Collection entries
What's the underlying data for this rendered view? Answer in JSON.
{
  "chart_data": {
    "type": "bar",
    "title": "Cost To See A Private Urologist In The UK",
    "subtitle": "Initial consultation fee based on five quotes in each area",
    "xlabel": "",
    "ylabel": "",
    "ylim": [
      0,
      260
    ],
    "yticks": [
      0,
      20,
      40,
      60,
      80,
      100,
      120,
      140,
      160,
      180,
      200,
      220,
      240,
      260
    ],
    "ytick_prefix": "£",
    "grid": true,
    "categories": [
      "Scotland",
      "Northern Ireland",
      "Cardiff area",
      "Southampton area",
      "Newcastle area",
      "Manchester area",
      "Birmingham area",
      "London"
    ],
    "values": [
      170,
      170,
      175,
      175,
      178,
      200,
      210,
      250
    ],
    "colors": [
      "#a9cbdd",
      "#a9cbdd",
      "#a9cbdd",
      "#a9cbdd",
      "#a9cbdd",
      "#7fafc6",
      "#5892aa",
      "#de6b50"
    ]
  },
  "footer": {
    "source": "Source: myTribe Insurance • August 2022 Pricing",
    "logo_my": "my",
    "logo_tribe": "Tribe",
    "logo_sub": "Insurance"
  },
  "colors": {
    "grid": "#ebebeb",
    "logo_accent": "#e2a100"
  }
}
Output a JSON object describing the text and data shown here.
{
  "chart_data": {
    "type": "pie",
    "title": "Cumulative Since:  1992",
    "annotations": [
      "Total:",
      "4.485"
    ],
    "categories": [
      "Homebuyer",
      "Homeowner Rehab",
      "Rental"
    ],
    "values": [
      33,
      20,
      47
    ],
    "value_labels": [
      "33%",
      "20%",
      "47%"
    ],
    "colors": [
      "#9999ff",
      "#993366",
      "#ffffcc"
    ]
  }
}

Task description >>
Report back each line of the entries that holds the string "Insurance".

Solution >>
    "source": "Source: myTribe Insurance • August 2022 Pricing",
    "logo_sub": "Insurance"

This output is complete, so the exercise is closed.